Among the records below, find each line that includes the string "high" and copy it.

Task input:
● ● ● ● ● ● ●
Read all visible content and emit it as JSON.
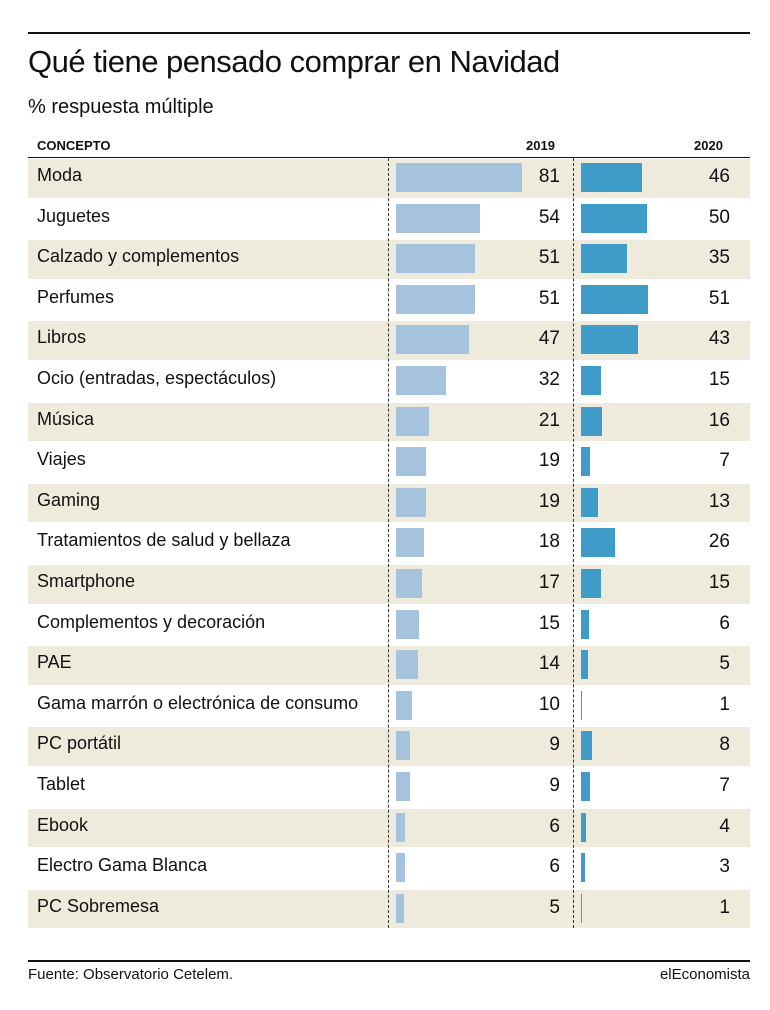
{
  "header": {
    "title": "Qué tiene pensado comprar en Navidad",
    "subtitle": "% respuesta múltiple",
    "col_concept": "CONCEPTO",
    "col_2019": "2019",
    "col_2020": "2020"
  },
  "footer": {
    "source": "Fuente: Observatorio Cetelem.",
    "brand": "elEconomista"
  },
  "colors": {
    "bar_2019": "#a5c3dc",
    "bar_2020": "#3f9cc9",
    "row_shade": "#eeebdc"
  },
  "chart_data": {
    "type": "bar",
    "orientation": "horizontal",
    "title": "Qué tiene pensado comprar en Navidad",
    "subtitle": "% respuesta múltiple",
    "categories": [
      "Moda",
      "Juguetes",
      "Calzado y complementos",
      "Perfumes",
      "Libros",
      "Ocio (entradas, espectáculos)",
      "Música",
      "Viajes",
      "Gaming",
      "Tratamientos de salud y bellaza",
      "Smartphone",
      "Complementos y decoración",
      "PAE",
      "Gama marrón o electrónica de consumo",
      "PC portátil",
      "Tablet",
      "Ebook",
      "Electro Gama Blanca",
      "PC Sobremesa"
    ],
    "series": [
      {
        "name": "2019",
        "values": [
          81,
          54,
          51,
          51,
          47,
          32,
          21,
          19,
          19,
          18,
          17,
          15,
          14,
          10,
          9,
          9,
          6,
          6,
          5
        ]
      },
      {
        "name": "2020",
        "values": [
          46,
          50,
          35,
          51,
          43,
          15,
          16,
          7,
          13,
          26,
          15,
          6,
          5,
          1,
          8,
          7,
          4,
          3,
          1
        ]
      }
    ],
    "xlim": [
      0,
      81
    ]
  }
}
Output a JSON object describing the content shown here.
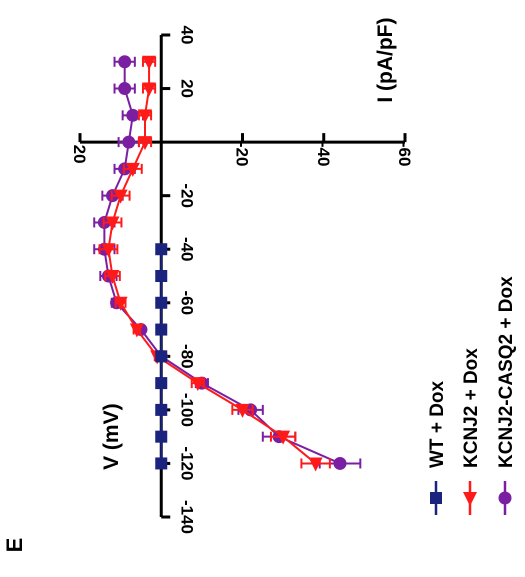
{
  "panel_label": "E",
  "chart_data": {
    "type": "line",
    "x_label": "V (mV)",
    "y_label": "I (pA/pF)",
    "x_ticks": [
      -140,
      -120,
      -100,
      -80,
      -60,
      -40,
      -20,
      20,
      40
    ],
    "x_tick_labels": [
      "-140",
      "-120",
      "-100",
      "-80",
      "-60",
      "-40",
      "-20",
      "20",
      "40"
    ],
    "y_ticks": [
      20,
      -20,
      -40,
      -60
    ],
    "y_tick_labels": [
      "20",
      "-20",
      "-40",
      "-60"
    ],
    "xlim": [
      -140,
      40
    ],
    "ylim": [
      20,
      -60
    ],
    "series": [
      {
        "name": "WT + Dox",
        "color": "#1a237e",
        "marker": "square",
        "x": [
          -120,
          -110,
          -100,
          -90,
          -80,
          -70,
          -60,
          -50,
          -40
        ],
        "y": [
          0,
          0,
          0,
          0,
          0,
          0,
          0,
          0,
          0
        ],
        "err": [
          0.5,
          0.5,
          0.5,
          0.5,
          0.5,
          0.5,
          0.5,
          0.5,
          0.5
        ]
      },
      {
        "name": "KCNJ2 + Dox",
        "color": "#ff1a1a",
        "marker": "triangle",
        "x": [
          -120,
          -110,
          -100,
          -90,
          -80,
          -70,
          -60,
          -50,
          -40,
          -30,
          -20,
          -10,
          0,
          10,
          20,
          30
        ],
        "y": [
          -38,
          -30,
          -20,
          -9,
          1,
          6,
          10,
          12,
          13,
          12,
          10,
          7,
          4,
          4,
          3,
          3
        ],
        "err": [
          3.5,
          3,
          2.5,
          1.5,
          0.6,
          0.8,
          1.2,
          1.8,
          2.2,
          2.2,
          2.2,
          2.2,
          1.5,
          1.5,
          1.5,
          1.5
        ]
      },
      {
        "name": "KCNJ2-CASQ2 + Dox",
        "color": "#7b1fa2",
        "marker": "circle",
        "x": [
          -120,
          -110,
          -100,
          -90,
          -80,
          -70,
          -60,
          -50,
          -40,
          -30,
          -20,
          -10,
          0,
          10,
          20,
          30
        ],
        "y": [
          -44,
          -29,
          -22,
          -10,
          0,
          5,
          11,
          13,
          14,
          14,
          12,
          9,
          8,
          7,
          9,
          9
        ],
        "err": [
          5,
          4,
          3,
          1.5,
          0.6,
          0.8,
          1.2,
          2,
          2.5,
          2.5,
          2.5,
          2.5,
          2.5,
          2.5,
          2.5,
          2.5
        ]
      }
    ],
    "legend_position": "bottom-right",
    "grid": false
  }
}
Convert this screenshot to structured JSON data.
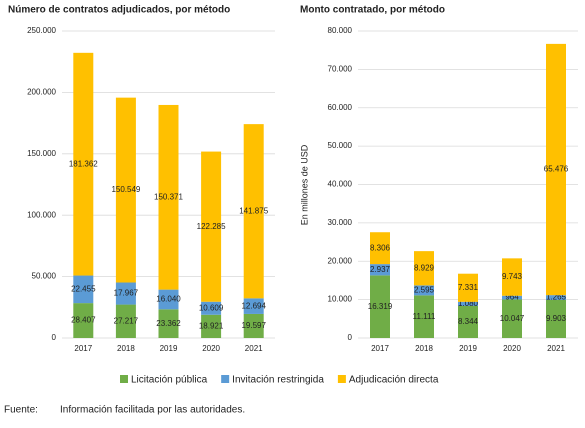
{
  "chart_data": [
    {
      "type": "bar",
      "stacked": true,
      "title": "Número de contratos adjudicados, por método",
      "categories": [
        "2017",
        "2018",
        "2019",
        "2020",
        "2021"
      ],
      "ylim": [
        0,
        250000
      ],
      "yticks": [
        0,
        {
          "value": 50000,
          "label": "50.000"
        },
        {
          "value": 100000,
          "label": "100.000"
        },
        {
          "value": 150000,
          "label": "150.000"
        },
        {
          "value": 200000,
          "label": "200.000"
        },
        {
          "value": 250000,
          "label": "250.000"
        }
      ],
      "series": [
        {
          "name": "Licitación pública",
          "color": "#70ad47",
          "values": [
            28407,
            27217,
            23362,
            18921,
            19597
          ],
          "value_labels": [
            "28.407",
            "27.217",
            "23.362",
            "18.921",
            "19.597"
          ]
        },
        {
          "name": "Invitación restringida",
          "color": "#5b9bd5",
          "values": [
            22455,
            17967,
            16040,
            10609,
            12694
          ],
          "value_labels": [
            "22.455",
            "17.967",
            "16.040",
            "10.609",
            "12.694"
          ]
        },
        {
          "name": "Adjudicación directa",
          "color": "#ffc000",
          "values": [
            181362,
            150549,
            150371,
            122285,
            141875
          ],
          "value_labels": [
            "181.362",
            "150.549",
            "150.371",
            "122.285",
            "141.875"
          ]
        }
      ]
    },
    {
      "type": "bar",
      "stacked": true,
      "title": "Monto contratado, por método",
      "y_label": "En millones de USD",
      "categories": [
        "2017",
        "2018",
        "2019",
        "2020",
        "2021"
      ],
      "ylim": [
        0,
        80000
      ],
      "yticks": [
        0,
        {
          "value": 10000,
          "label": "10.000"
        },
        {
          "value": 20000,
          "label": "20.000"
        },
        {
          "value": 30000,
          "label": "30.000"
        },
        {
          "value": 40000,
          "label": "40.000"
        },
        {
          "value": 50000,
          "label": "50.000"
        },
        {
          "value": 60000,
          "label": "60.000"
        },
        {
          "value": 70000,
          "label": "70.000"
        },
        {
          "value": 80000,
          "label": "80.000"
        }
      ],
      "series": [
        {
          "color": "#70ad47",
          "values": [
            16319,
            11111,
            8344,
            10047,
            9903
          ],
          "value_labels": [
            "16.319",
            "11.111",
            "8.344",
            "10.047",
            "9.903"
          ]
        },
        {
          "color": "#5b9bd5",
          "values": [
            2937,
            2595,
            1080,
            964,
            1265
          ],
          "value_labels": [
            "2.937",
            "2.595",
            "1.080",
            "964",
            "1.265"
          ]
        },
        {
          "color": "#ffc000",
          "values": [
            8306,
            8929,
            7331,
            9743,
            65476
          ],
          "value_labels": [
            "8.306",
            "8.929",
            "7.331",
            "9.743",
            "65.476"
          ]
        }
      ]
    }
  ],
  "footnote": {
    "label": "Fuente:",
    "text": "Información facilitada por las autoridades."
  }
}
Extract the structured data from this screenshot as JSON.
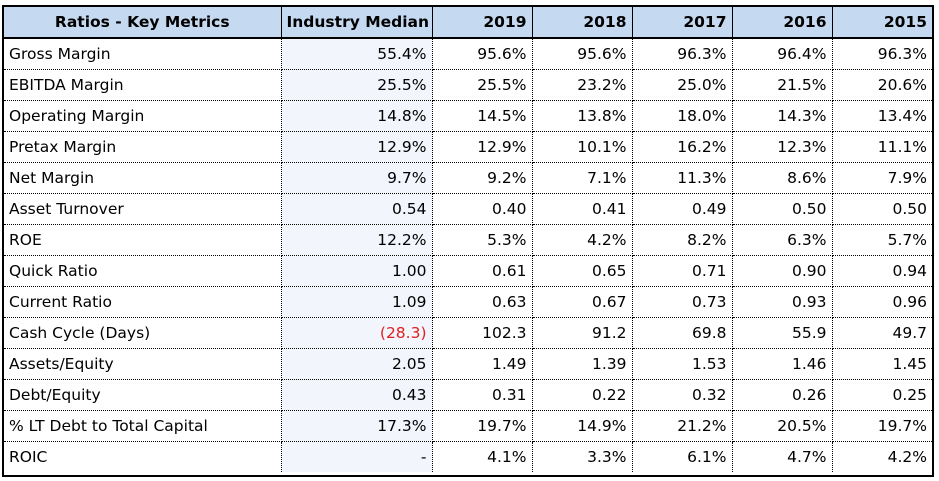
{
  "headers": {
    "metric": "Ratios - Key Metrics",
    "median": "Industry Median",
    "years": [
      "2019",
      "2018",
      "2017",
      "2016",
      "2015"
    ]
  },
  "rows": [
    {
      "label": "Gross Margin",
      "median": "55.4%",
      "values": [
        "95.6%",
        "95.6%",
        "96.3%",
        "96.4%",
        "96.3%"
      ]
    },
    {
      "label": "EBITDA Margin",
      "median": "25.5%",
      "values": [
        "25.5%",
        "23.2%",
        "25.0%",
        "21.5%",
        "20.6%"
      ]
    },
    {
      "label": "Operating Margin",
      "median": "14.8%",
      "values": [
        "14.5%",
        "13.8%",
        "18.0%",
        "14.3%",
        "13.4%"
      ]
    },
    {
      "label": "Pretax Margin",
      "median": "12.9%",
      "values": [
        "12.9%",
        "10.1%",
        "16.2%",
        "12.3%",
        "11.1%"
      ]
    },
    {
      "label": "Net Margin",
      "median": "9.7%",
      "values": [
        "9.2%",
        "7.1%",
        "11.3%",
        "8.6%",
        "7.9%"
      ]
    },
    {
      "label": "Asset Turnover",
      "median": "0.54",
      "values": [
        "0.40",
        "0.41",
        "0.49",
        "0.50",
        "0.50"
      ]
    },
    {
      "label": "ROE",
      "median": "12.2%",
      "values": [
        "5.3%",
        "4.2%",
        "8.2%",
        "6.3%",
        "5.7%"
      ]
    },
    {
      "label": "Quick Ratio",
      "median": "1.00",
      "values": [
        "0.61",
        "0.65",
        "0.71",
        "0.90",
        "0.94"
      ]
    },
    {
      "label": "Current Ratio",
      "median": "1.09",
      "values": [
        "0.63",
        "0.67",
        "0.73",
        "0.93",
        "0.96"
      ]
    },
    {
      "label": "Cash Cycle (Days)",
      "median": "(28.3)",
      "median_negative": true,
      "values": [
        "102.3",
        "91.2",
        "69.8",
        "55.9",
        "49.7"
      ]
    },
    {
      "label": "Assets/Equity",
      "median": "2.05",
      "values": [
        "1.49",
        "1.39",
        "1.53",
        "1.46",
        "1.45"
      ]
    },
    {
      "label": "Debt/Equity",
      "median": "0.43",
      "values": [
        "0.31",
        "0.22",
        "0.32",
        "0.26",
        "0.25"
      ]
    },
    {
      "label": "% LT Debt to Total Capital",
      "median": "17.3%",
      "values": [
        "19.7%",
        "14.9%",
        "21.2%",
        "20.5%",
        "19.7%"
      ]
    },
    {
      "label": "ROIC",
      "median": "-",
      "values": [
        "4.1%",
        "3.3%",
        "6.1%",
        "4.7%",
        "4.2%"
      ]
    }
  ],
  "colors": {
    "header_bg": "#c5d9f1",
    "median_bg": "#f2f5fb",
    "negative_text": "#e02020"
  }
}
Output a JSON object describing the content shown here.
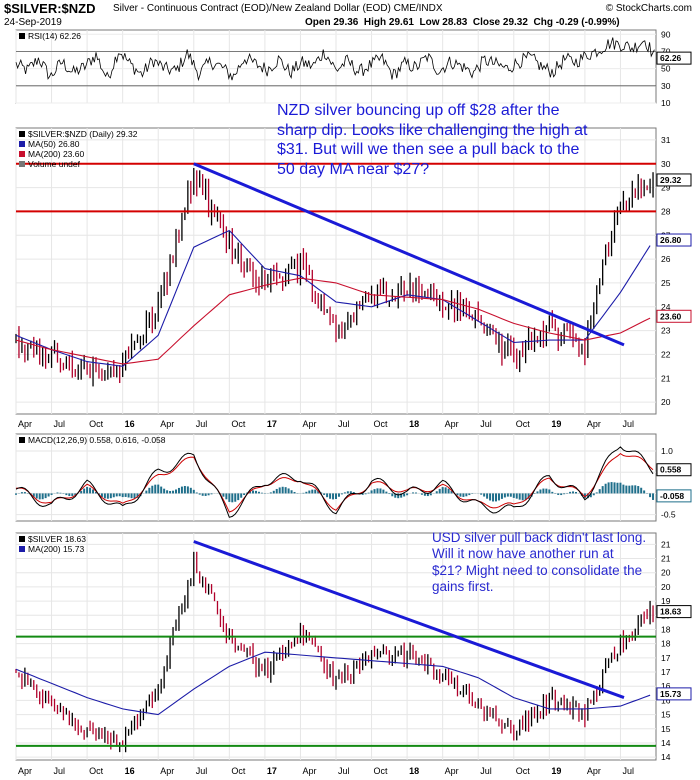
{
  "header": {
    "symbol": "$SILVER:$NZD",
    "description": "Silver - Continuous Contract (EOD)/New Zealand Dollar (EOD) CME/INDX",
    "date": "24-Sep-2019",
    "open": "Open 29.36",
    "high": "High 29.61",
    "low": "Low 28.83",
    "close": "Close 29.32",
    "chg": "Chg -0.29 (-0.99%)",
    "brand": "© StockCharts.com"
  },
  "annotations": {
    "nzd": "NZD silver bouncing up off $28 after the sharp dip. Looks like challenging the high at $31. But will we then see a pull back  to the 50 day MA near $27?",
    "usd": "USD silver pull back didn't last long. Will it now have another run at $21? Might need to consolidate the gains first."
  },
  "colors": {
    "price_up": "#000000",
    "price_down": "#b0002a",
    "ma50": "#1c1ca8",
    "ma200": "#c8102e",
    "trendline": "#1a1ad6",
    "support_nzd": "#d40000",
    "support_usd": "#138a13",
    "macd_line": "#000000",
    "signal_line": "#cc0000",
    "histogram": "#1f6f8b"
  },
  "chart_data": [
    {
      "type": "line",
      "panel": "rsi",
      "legend": [
        "RSI(14) 62.26"
      ],
      "ylim": [
        10,
        95
      ],
      "yticks": [
        90,
        70,
        50,
        30,
        10
      ],
      "last_value_label": "62.26",
      "reference_lines": [
        70,
        30
      ],
      "series": [
        {
          "name": "RSI(14)",
          "values": [
            55,
            48,
            62,
            40,
            58,
            45,
            52,
            66,
            38,
            72,
            55,
            43,
            60,
            50,
            47,
            68,
            44,
            58,
            52,
            40,
            63,
            55,
            49,
            61,
            45,
            57,
            53,
            70,
            48,
            59,
            46,
            54,
            62,
            42,
            56,
            51,
            64,
            47,
            58,
            53,
            45,
            60,
            55,
            50,
            58,
            63,
            52,
            46,
            61,
            58,
            66,
            72,
            80,
            78,
            74,
            84,
            62
          ]
        }
      ]
    },
    {
      "type": "line",
      "panel": "price_nzd",
      "legend": [
        "$SILVER:$NZD (Daily) 29.32",
        "MA(50) 26.80",
        "MA(200) 23.60",
        "Volume undef"
      ],
      "ylim": [
        19.5,
        31.5
      ],
      "yticks": [
        31,
        30,
        29,
        28,
        27,
        26,
        25,
        24,
        23,
        22,
        21,
        20
      ],
      "last_value_labels": [
        "29.32",
        "26.80",
        "23.60"
      ],
      "x": [
        "Apr 2015",
        "Jul 2015",
        "Oct 2015",
        "Jan 2016",
        "Apr 2016",
        "Jul 2016",
        "Oct 2016",
        "Jan 2017",
        "Apr 2017",
        "Jul 2017",
        "Oct 2017",
        "Jan 2018",
        "Apr 2018",
        "Jul 2018",
        "Oct 2018",
        "Jan 2019",
        "Apr 2019",
        "Jul 2019",
        "Sep 2019"
      ],
      "series": [
        {
          "name": "$SILVER:$NZD",
          "values": [
            22.5,
            21.8,
            21.2,
            21.6,
            24.0,
            29.5,
            26.5,
            25.0,
            25.8,
            23.0,
            24.5,
            24.8,
            24.2,
            23.5,
            21.8,
            23.2,
            22.4,
            28.5,
            29.32
          ]
        },
        {
          "name": "MA(50)",
          "values": [
            22.8,
            22.2,
            21.7,
            21.5,
            22.8,
            26.5,
            27.2,
            25.6,
            25.3,
            24.2,
            24.0,
            24.5,
            24.3,
            23.4,
            22.5,
            22.6,
            22.6,
            24.6,
            26.8
          ]
        },
        {
          "name": "MA(200)",
          "values": [
            22.6,
            22.2,
            21.9,
            21.6,
            21.8,
            23.2,
            24.5,
            24.9,
            25.2,
            25.0,
            24.5,
            24.4,
            24.3,
            23.9,
            23.3,
            22.9,
            22.6,
            22.9,
            23.6
          ]
        }
      ],
      "support_lines": [
        30.0,
        28.0
      ],
      "trendline": {
        "from": [
          "Jul 2016",
          30.0
        ],
        "to": [
          "Jul 2019",
          22.4
        ]
      }
    },
    {
      "type": "line",
      "panel": "macd",
      "legend": [
        "MACD(12,26,9) 0.558, 0.616, -0.058"
      ],
      "ylim": [
        -0.65,
        1.4
      ],
      "yticks": [
        1.0,
        0.5,
        0.0,
        -0.5
      ],
      "last_value_labels": [
        "0.558",
        "-0.058"
      ],
      "series": [
        {
          "name": "MACD",
          "values": [
            0.1,
            -0.3,
            0.2,
            -0.4,
            0.5,
            0.9,
            -0.5,
            0.3,
            0.4,
            -0.4,
            0.3,
            0.0,
            0.2,
            -0.3,
            -0.4,
            0.4,
            -0.1,
            1.2,
            0.558
          ]
        },
        {
          "name": "Signal",
          "values": [
            0.12,
            -0.25,
            0.15,
            -0.3,
            0.4,
            0.85,
            -0.4,
            0.25,
            0.35,
            -0.35,
            0.25,
            0.05,
            0.15,
            -0.25,
            -0.3,
            0.35,
            -0.05,
            1.0,
            0.616
          ]
        }
      ]
    },
    {
      "type": "line",
      "panel": "price_usd",
      "legend": [
        "$SILVER 18.63",
        "MA(200) 15.73"
      ],
      "ylim": [
        13.4,
        21.4
      ],
      "yticks": [
        21.0,
        20.5,
        20.0,
        19.5,
        19.0,
        18.5,
        18.0,
        17.5,
        17.0,
        16.5,
        16.0,
        15.5,
        15.0,
        14.5,
        14.0,
        13.5
      ],
      "last_value_labels": [
        "18.63",
        "15.73"
      ],
      "series": [
        {
          "name": "$SILVER",
          "values": [
            16.5,
            15.3,
            14.3,
            14.1,
            16.0,
            20.3,
            17.8,
            16.5,
            17.9,
            16.2,
            17.0,
            17.1,
            16.4,
            15.4,
            14.4,
            15.6,
            15.0,
            17.6,
            18.63
          ]
        },
        {
          "name": "MA(200)",
          "values": [
            16.6,
            16.1,
            15.6,
            15.2,
            15.0,
            15.9,
            16.7,
            17.2,
            17.1,
            17.0,
            16.9,
            16.8,
            16.7,
            16.3,
            15.6,
            15.2,
            15.2,
            15.3,
            15.73
          ]
        }
      ],
      "support_lines": [
        17.75,
        13.9
      ],
      "trendline": {
        "from": [
          "Jul 2016",
          21.1
        ],
        "to": [
          "Jul 2019",
          15.6
        ]
      }
    }
  ],
  "time_axis": {
    "labels": [
      "Apr",
      "Jul",
      "Oct",
      "16",
      "Apr",
      "Jul",
      "Oct",
      "17",
      "Apr",
      "Jul",
      "Oct",
      "18",
      "Apr",
      "Jul",
      "Oct",
      "19",
      "Apr",
      "Jul"
    ],
    "bold": [
      "16",
      "17",
      "18",
      "19"
    ]
  }
}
● ● ● ● ● ● ●
Reply:
    "high": "High 29.61",
    "nzd": "NZD silver bouncing up off $28 after the sharp dip. Looks like challenging the high at $31. But will we then see a pull back  to the 50 day MA near $27?",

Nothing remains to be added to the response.